## [AIM]
Reproduce every row below word for word, changing nothing.

╭─ RAW DATA

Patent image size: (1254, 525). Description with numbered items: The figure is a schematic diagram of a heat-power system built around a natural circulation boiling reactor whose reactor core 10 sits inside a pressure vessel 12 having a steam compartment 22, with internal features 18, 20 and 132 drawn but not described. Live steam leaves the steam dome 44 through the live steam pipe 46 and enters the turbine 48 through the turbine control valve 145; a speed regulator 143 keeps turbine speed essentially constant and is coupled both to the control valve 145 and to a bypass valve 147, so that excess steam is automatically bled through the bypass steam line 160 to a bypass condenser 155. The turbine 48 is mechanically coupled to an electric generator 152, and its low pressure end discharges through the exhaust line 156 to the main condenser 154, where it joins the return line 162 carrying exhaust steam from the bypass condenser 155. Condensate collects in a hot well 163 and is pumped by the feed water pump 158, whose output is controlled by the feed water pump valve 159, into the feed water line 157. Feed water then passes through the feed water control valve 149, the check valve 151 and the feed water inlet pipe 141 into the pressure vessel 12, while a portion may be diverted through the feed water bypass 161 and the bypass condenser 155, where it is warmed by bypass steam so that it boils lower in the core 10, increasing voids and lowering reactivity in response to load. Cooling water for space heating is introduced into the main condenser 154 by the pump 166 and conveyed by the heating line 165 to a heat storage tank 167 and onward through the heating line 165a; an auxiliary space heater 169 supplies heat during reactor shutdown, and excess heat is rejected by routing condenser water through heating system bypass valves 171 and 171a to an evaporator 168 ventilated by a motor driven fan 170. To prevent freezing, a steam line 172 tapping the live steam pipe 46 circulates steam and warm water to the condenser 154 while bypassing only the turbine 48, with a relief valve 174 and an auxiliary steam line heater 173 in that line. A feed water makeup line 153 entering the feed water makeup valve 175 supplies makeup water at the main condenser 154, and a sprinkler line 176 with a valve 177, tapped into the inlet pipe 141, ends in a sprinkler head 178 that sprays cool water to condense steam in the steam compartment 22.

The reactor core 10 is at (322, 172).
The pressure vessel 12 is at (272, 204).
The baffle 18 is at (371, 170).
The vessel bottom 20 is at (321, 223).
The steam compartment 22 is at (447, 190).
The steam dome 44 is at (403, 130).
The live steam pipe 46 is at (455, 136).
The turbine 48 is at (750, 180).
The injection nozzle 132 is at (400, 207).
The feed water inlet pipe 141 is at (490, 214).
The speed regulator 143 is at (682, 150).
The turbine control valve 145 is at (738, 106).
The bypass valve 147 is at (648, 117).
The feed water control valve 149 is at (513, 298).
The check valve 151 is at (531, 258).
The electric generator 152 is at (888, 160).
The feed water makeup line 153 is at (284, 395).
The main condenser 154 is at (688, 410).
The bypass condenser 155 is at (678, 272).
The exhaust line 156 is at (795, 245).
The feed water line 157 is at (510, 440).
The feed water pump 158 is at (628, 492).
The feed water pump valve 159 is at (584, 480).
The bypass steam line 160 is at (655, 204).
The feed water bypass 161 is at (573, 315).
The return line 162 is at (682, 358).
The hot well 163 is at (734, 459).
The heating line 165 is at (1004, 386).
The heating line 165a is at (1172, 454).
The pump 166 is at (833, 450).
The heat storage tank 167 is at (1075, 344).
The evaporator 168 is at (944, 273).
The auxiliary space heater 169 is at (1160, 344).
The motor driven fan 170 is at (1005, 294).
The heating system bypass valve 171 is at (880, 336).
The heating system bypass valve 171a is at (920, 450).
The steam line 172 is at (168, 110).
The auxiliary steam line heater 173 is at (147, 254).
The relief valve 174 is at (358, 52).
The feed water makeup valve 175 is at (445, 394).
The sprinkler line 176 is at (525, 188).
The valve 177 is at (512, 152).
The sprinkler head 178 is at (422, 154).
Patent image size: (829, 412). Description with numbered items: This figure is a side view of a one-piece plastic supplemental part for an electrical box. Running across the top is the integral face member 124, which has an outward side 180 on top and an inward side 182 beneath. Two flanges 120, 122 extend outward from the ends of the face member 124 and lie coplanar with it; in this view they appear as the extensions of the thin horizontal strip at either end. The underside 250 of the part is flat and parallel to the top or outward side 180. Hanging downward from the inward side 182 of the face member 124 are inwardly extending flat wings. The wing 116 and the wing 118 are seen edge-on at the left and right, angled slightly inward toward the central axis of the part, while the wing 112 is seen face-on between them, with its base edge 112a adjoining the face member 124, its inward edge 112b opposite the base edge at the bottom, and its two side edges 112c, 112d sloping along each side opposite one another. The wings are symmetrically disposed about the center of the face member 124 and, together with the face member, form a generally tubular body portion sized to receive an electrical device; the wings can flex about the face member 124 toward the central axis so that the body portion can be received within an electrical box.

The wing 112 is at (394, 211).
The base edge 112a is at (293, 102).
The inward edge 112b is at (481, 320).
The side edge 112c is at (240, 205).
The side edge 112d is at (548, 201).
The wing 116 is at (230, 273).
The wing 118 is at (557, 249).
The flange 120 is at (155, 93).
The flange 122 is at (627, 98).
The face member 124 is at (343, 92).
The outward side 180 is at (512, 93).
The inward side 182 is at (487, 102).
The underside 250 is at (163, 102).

╰─

## [EXERCISE OUTPUT]
Patent image size: (1254, 525). Description with numbered items: The figure is a schematic diagram of a heat-power system built around a natural circulation boiling reactor whose reactor core 10 sits inside a pressure vessel 12 having a steam compartment 22, with internal features 18, 20 and 132 drawn but not described. Live steam leaves the steam dome 44 through the live steam pipe 46 and enters the turbine 48 through the turbine control valve 145; a speed regulator 143 keeps turbine speed essentially constant and is coupled both to the control valve 145 and to a bypass valve 147, so that excess steam is automatically bled through the bypass steam line 160 to a bypass condenser 155. The turbine 48 is mechanically coupled to an electric generator 152, and its low pressure end discharges through the exhaust line 156 to the main condenser 154, where it joins the return line 162 carrying exhaust steam from the bypass condenser 155. Condensate collects in a hot well 163 and is pumped by the feed water pump 158, whose output is controlled by the feed water pump valve 159, into the feed water line 157. Feed water then passes through the feed water control valve 149, the check valve 151 and the feed water inlet pipe 141 into the pressure vessel 12, while a portion may be diverted through the feed water bypass 161 and the bypass condenser 155, where it is warmed by bypass steam so that it boils lower in the core 10, increasing voids and lowering reactivity in response to load. Cooling water for space heating is introduced into the main condenser 154 by the pump 166 and conveyed by the heating line 165 to a heat storage tank 167 and onward through the heating line 165a; an auxiliary space heater 169 supplies heat during reactor shutdown, and excess heat is rejected by routing condenser water through heating system bypass valves 171 and 171a to an evaporator 168 ventilated by a motor driven fan 170. To prevent freezing, a steam line 172 tapping the live steam pipe 46 circulates steam and warm water to the condenser 154 while bypassing only the turbine 48, with a relief valve 174 and an auxiliary steam line heater 173 in that line. A feed water makeup line 153 entering the feed water makeup valve 175 supplies makeup water at the main condenser 154, and a sprinkler line 176 with a valve 177, tapped into the inlet pipe 141, ends in a sprinkler head 178 that sprays cool water to condense steam in the steam compartment 22.

The reactor core 10 is at (322, 172).
The pressure vessel 12 is at (272, 204).
The baffle 18 is at (371, 170).
The vessel bottom 20 is at (321, 223).
The steam compartment 22 is at (447, 190).
The steam dome 44 is at (403, 130).
The live steam pipe 46 is at (455, 136).
The turbine 48 is at (750, 180).
The injection nozzle 132 is at (400, 207).
The feed water inlet pipe 141 is at (490, 214).
The speed regulator 143 is at (682, 150).
The turbine control valve 145 is at (738, 106).
The bypass valve 147 is at (648, 117).
The feed water control valve 149 is at (513, 298).
The check valve 151 is at (531, 258).
The electric generator 152 is at (888, 160).
The feed water makeup line 153 is at (284, 395).
The main condenser 154 is at (688, 410).
The bypass condenser 155 is at (678, 272).
The exhaust line 156 is at (795, 245).
The feed water line 157 is at (510, 440).
The feed water pump 158 is at (628, 492).
The feed water pump valve 159 is at (584, 480).
The bypass steam line 160 is at (655, 204).
The feed water bypass 161 is at (573, 315).
The return line 162 is at (682, 358).
The hot well 163 is at (734, 459).
The heating line 165 is at (1004, 386).
The heating line 165a is at (1172, 454).
The pump 166 is at (833, 450).
The heat storage tank 167 is at (1075, 344).
The evaporator 168 is at (944, 273).
The auxiliary space heater 169 is at (1160, 344).
The motor driven fan 170 is at (1005, 294).
The heating system bypass valve 171 is at (880, 336).
The heating system bypass valve 171a is at (920, 450).
The steam line 172 is at (168, 110).
The auxiliary steam line heater 173 is at (147, 254).
The relief valve 174 is at (358, 52).
The feed water makeup valve 175 is at (445, 394).
The sprinkler line 176 is at (525, 188).
The valve 177 is at (512, 152).
The sprinkler head 178 is at (422, 154).
Patent image size: (829, 412). Description with numbered items: This figure is a side view of a one-piece plastic supplemental part for an electrical box. Running across the top is the integral face member 124, which has an outward side 180 on top and an inward side 182 beneath. Two flanges 120, 122 extend outward from the ends of the face member 124 and lie coplanar with it; in this view they appear as the extensions of the thin horizontal strip at either end. The underside 250 of the part is flat and parallel to the top or outward side 180. Hanging downward from the inward side 182 of the face member 124 are inwardly extending flat wings. The wing 116 and the wing 118 are seen edge-on at the left and right, angled slightly inward toward the central axis of the part, while the wing 112 is seen face-on between them, with its base edge 112a adjoining the face member 124, its inward edge 112b opposite the base edge at the bottom, and its two side edges 112c, 112d sloping along each side opposite one another. The wings are symmetrically disposed about the center of the face member 124 and, together with the face member, form a generally tubular body portion sized to receive an electrical device; the wings can flex about the face member 124 toward the central axis so that the body portion can be received within an electrical box.

The wing 112 is at (394, 211).
The base edge 112a is at (293, 102).
The inward edge 112b is at (481, 320).
The side edge 112c is at (240, 205).
The side edge 112d is at (548, 201).
The wing 116 is at (230, 273).
The wing 118 is at (557, 249).
The flange 120 is at (155, 93).
The flange 122 is at (627, 98).
The face member 124 is at (343, 92).
The outward side 180 is at (512, 93).
The inward side 182 is at (487, 102).
The underside 250 is at (163, 102).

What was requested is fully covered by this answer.